Texto fornecido
##############################

Os três detidos hoje durante a acção de despejo do movimento Es.Col.A do Alto da Fontinha, no Porto, são julgados em 2 de Maio, às 14h00, no Tribunal de Pequena Instância Criminal, disse à Lusa o advogado de um deles.
Segundo o causídico Alberto Martins d’Alte, os três arguidos estão acusados pela alegada prática do crime de resistência e coação a funcionário e a dois deles é imputado também o crime de injúrias.
As três pessoas, ligadas ao movimento Es.Col.A, poderiam ser julgadas de imediato, em processo sumário, mas os advogados pediram um prazo para preparar as defesas, pelo que o caso vai à barra judicial em 2 de Maio.
Depois de apresentados ao Ministério Público junto da Pequena Instância Criminal, os três arguidos ficam sujeitos à medida de coação mínima, o Termo de Identidade e Residência.
O movimento Es.Col.A foi hoje despejado da escola da Fontinha pela polícia, tendo a Câmara do Porto revelado que estava disponível a permitir a ocupação do espaço até ao fim de Junho, desde que fosse formalizado um contrato de cedência e o pagamento de uma renda simbólica de 30 euros.
O movimento mantinha-se na escola do Alto da Fontinha desde Abril de 2011 e nela dinamizava diversas actividades, desde hortas a teatro, passando por ioga e cinema.
Em Maio de 2011, o colectivo foi despejado, levando alguns moradores da rua da Fábrica Social a solidarizarem-se com o grupo de "ocupas" e a manifestaram-se contra a ordem camarária.
Es.Col.A - Espaço Colectivo Autogestionado do Alto da Fontinha é um projecto sem fins lucrativos que oferece várias valências, como aulas de desenho, ioga ou guitarra e um clube de xadrez para todas as idades.

##############################

Dados de previsão de caixas delimitadoras:

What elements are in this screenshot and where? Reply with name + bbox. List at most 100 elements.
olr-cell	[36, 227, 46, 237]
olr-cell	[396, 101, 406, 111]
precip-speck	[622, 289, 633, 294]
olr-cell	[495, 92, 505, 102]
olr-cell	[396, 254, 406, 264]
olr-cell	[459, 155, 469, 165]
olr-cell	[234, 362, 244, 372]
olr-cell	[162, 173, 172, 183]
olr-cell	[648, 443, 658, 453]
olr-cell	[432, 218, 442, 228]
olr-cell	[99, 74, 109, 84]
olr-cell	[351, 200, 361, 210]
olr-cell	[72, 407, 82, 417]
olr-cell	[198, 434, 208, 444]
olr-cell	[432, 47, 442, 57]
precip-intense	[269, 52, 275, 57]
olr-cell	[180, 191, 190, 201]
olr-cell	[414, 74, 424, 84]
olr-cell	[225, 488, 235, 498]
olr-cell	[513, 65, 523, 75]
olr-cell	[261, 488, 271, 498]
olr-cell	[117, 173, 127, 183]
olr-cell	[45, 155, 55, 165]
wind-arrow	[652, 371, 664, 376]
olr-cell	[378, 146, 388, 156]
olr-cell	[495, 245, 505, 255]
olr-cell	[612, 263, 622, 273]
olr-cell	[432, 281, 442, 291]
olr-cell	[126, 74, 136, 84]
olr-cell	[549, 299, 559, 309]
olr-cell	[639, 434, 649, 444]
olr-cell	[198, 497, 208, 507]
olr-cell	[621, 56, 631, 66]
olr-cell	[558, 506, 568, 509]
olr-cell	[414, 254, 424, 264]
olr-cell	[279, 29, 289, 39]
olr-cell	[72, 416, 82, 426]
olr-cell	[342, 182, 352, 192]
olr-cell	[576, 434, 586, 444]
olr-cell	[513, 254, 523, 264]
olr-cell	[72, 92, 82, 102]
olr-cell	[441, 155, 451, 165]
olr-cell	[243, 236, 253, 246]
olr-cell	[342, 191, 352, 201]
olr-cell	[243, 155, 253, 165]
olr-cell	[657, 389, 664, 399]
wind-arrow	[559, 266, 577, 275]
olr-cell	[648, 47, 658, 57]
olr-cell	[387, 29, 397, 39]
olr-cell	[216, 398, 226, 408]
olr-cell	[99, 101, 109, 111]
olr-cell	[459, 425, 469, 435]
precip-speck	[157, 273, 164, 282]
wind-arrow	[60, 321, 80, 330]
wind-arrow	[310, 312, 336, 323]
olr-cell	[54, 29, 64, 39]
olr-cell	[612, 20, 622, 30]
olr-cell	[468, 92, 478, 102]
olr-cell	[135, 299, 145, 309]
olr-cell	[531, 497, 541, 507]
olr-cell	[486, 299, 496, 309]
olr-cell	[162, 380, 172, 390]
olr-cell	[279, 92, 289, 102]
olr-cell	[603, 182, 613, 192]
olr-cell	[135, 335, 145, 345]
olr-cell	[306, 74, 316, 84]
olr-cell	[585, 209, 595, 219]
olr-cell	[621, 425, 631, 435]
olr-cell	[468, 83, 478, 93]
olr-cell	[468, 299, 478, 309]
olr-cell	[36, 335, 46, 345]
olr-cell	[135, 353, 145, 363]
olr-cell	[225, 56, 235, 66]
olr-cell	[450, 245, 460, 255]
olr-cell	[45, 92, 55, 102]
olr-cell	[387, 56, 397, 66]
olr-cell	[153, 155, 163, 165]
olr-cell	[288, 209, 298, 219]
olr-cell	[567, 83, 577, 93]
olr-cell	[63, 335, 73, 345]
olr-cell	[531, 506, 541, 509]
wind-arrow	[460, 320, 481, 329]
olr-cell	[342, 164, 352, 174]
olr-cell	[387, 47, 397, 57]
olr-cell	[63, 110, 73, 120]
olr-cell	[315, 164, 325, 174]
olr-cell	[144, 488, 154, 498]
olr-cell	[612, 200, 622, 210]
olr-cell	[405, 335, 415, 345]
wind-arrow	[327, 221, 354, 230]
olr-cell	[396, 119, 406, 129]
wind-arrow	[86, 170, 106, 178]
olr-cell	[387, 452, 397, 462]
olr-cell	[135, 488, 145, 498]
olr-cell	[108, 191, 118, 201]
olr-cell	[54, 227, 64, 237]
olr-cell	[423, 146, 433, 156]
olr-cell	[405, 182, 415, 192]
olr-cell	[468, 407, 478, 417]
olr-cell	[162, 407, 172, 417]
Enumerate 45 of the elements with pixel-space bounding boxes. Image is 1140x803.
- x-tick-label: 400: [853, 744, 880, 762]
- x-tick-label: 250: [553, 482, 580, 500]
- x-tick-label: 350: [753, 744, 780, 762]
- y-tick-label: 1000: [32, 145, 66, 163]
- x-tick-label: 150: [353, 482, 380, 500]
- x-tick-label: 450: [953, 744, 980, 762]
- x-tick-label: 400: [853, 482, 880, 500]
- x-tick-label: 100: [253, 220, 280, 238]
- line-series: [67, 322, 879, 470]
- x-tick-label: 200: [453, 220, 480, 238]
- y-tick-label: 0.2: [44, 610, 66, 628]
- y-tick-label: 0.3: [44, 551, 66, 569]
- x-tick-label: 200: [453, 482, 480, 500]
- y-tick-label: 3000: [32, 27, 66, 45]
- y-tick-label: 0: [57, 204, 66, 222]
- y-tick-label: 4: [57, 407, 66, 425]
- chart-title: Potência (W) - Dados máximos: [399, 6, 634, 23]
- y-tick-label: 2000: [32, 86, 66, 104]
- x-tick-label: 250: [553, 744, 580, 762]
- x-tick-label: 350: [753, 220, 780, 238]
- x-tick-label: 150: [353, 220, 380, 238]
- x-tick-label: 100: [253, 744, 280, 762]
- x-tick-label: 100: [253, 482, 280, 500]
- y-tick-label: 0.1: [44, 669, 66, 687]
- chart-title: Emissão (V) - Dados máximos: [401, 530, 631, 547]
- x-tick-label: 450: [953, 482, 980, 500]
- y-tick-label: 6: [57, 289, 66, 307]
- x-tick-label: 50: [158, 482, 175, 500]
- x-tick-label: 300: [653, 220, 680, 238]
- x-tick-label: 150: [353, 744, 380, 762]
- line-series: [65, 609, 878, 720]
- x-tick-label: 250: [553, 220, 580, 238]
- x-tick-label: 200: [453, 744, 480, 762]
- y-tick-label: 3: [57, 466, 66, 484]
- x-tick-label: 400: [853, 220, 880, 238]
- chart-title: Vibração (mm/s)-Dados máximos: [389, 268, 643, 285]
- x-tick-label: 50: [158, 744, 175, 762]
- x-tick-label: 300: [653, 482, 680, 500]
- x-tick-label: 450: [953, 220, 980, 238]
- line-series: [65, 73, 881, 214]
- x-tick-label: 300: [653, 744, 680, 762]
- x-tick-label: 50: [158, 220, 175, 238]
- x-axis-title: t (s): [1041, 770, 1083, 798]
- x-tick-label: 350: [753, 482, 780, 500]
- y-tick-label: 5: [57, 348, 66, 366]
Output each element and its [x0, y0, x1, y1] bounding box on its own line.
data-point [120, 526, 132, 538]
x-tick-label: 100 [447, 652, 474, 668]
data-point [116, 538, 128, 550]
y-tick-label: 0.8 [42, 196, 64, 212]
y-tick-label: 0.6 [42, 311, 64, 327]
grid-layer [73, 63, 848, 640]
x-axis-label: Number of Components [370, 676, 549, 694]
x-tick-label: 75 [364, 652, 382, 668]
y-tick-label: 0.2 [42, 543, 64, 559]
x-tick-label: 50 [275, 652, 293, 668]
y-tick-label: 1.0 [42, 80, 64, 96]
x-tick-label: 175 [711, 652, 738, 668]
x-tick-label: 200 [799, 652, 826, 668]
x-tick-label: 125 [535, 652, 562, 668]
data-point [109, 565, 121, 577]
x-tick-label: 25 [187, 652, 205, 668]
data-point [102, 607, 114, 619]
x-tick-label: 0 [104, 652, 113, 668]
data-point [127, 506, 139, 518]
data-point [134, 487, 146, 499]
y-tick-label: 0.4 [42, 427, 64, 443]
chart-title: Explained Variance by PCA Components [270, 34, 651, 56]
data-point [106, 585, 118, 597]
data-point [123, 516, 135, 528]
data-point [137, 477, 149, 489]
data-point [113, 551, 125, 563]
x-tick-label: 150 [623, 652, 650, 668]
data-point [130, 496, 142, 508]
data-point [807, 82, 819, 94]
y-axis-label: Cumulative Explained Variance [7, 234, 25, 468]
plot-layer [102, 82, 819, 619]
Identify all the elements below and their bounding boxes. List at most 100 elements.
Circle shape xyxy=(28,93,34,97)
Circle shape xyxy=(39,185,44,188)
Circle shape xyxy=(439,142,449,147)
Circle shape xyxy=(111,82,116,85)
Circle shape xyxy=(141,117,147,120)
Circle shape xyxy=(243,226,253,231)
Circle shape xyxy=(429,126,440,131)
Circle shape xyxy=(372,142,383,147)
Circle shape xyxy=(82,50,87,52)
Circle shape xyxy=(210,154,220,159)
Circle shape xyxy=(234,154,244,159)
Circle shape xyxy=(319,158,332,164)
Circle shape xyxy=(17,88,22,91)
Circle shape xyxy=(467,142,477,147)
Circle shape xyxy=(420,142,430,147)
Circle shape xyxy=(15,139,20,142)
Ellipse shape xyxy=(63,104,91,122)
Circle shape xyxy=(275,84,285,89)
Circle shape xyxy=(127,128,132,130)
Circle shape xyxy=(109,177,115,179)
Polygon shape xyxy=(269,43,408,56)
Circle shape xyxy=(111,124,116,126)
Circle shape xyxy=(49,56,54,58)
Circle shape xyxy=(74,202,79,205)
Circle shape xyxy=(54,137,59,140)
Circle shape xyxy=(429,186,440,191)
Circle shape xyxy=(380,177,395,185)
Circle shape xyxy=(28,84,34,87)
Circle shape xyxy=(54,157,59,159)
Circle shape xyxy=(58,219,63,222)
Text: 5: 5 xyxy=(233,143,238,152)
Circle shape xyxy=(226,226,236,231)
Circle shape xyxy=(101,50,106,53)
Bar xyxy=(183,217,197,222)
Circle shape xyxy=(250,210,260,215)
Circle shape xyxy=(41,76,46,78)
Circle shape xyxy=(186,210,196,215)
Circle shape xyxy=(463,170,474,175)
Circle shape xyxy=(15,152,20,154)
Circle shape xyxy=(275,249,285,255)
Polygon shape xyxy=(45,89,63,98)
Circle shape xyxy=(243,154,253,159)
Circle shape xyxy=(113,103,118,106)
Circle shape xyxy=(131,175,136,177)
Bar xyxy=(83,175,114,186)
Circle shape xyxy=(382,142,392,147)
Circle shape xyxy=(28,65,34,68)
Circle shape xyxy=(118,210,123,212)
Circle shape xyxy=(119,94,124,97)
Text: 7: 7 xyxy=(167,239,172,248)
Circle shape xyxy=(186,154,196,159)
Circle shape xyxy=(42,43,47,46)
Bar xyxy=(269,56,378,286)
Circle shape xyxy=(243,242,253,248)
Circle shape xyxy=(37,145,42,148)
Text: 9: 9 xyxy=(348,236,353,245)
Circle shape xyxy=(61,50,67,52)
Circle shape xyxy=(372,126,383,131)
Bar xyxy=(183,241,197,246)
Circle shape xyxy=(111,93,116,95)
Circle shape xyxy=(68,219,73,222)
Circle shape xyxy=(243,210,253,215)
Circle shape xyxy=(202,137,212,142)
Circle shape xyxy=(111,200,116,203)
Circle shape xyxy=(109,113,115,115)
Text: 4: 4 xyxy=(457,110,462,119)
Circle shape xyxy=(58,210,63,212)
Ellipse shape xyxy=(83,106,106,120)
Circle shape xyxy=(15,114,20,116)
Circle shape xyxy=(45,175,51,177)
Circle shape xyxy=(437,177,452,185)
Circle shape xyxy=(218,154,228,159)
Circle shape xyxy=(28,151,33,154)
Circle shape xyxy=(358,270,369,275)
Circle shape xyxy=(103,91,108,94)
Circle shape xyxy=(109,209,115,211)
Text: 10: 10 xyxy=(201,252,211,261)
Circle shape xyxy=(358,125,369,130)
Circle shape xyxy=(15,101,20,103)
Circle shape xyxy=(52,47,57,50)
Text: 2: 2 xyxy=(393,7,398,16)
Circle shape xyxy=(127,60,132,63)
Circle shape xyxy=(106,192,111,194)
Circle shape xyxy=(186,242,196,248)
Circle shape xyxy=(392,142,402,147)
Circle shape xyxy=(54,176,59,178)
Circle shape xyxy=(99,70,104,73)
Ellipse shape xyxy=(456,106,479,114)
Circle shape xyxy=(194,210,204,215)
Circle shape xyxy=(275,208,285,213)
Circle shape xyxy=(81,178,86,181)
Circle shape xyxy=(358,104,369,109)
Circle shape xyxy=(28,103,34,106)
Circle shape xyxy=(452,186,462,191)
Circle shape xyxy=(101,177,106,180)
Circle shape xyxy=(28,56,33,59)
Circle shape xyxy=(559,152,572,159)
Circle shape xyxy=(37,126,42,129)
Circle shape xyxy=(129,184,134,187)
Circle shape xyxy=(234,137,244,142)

##############################

Tarefa a fazer
Segundo o texto fornecido, porque é que os três detidos não foram julgados logo, em processo sumário? Responda em uma a três frases. Os dados vêm de outra fonte.

Resposta
Os três podiam ser julgados de imediato em processo sumário, mas os advogados pediram um prazo para preparar as defesas. Por isso, o caso só vai a julgamento em 2 de Maio, às 14h00, no Tribunal de Pequena Instância Criminal.